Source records

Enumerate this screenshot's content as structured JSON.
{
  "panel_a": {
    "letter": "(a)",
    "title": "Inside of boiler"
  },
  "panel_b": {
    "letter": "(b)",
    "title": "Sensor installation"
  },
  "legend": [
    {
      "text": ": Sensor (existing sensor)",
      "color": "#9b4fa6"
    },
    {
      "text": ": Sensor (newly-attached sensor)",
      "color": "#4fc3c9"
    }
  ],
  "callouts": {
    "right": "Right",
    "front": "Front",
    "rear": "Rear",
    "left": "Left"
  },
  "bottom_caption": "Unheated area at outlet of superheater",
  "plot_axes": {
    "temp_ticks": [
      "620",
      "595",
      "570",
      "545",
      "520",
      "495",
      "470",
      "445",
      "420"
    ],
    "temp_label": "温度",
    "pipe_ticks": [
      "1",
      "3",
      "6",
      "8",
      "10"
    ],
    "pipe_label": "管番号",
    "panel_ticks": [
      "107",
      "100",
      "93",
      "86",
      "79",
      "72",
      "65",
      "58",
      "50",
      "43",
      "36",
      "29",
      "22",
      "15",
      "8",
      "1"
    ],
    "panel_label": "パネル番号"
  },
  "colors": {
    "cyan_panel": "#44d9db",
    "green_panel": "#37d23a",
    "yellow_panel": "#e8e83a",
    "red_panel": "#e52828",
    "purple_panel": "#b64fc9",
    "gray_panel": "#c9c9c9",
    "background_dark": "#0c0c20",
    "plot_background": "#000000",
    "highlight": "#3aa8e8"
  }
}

__Exercise task__: Search the entries for the word "title" and gather every line where it appears.

__Result of the exercise__:
    "title": "Inside of boiler"
    "title": "Sensor installation"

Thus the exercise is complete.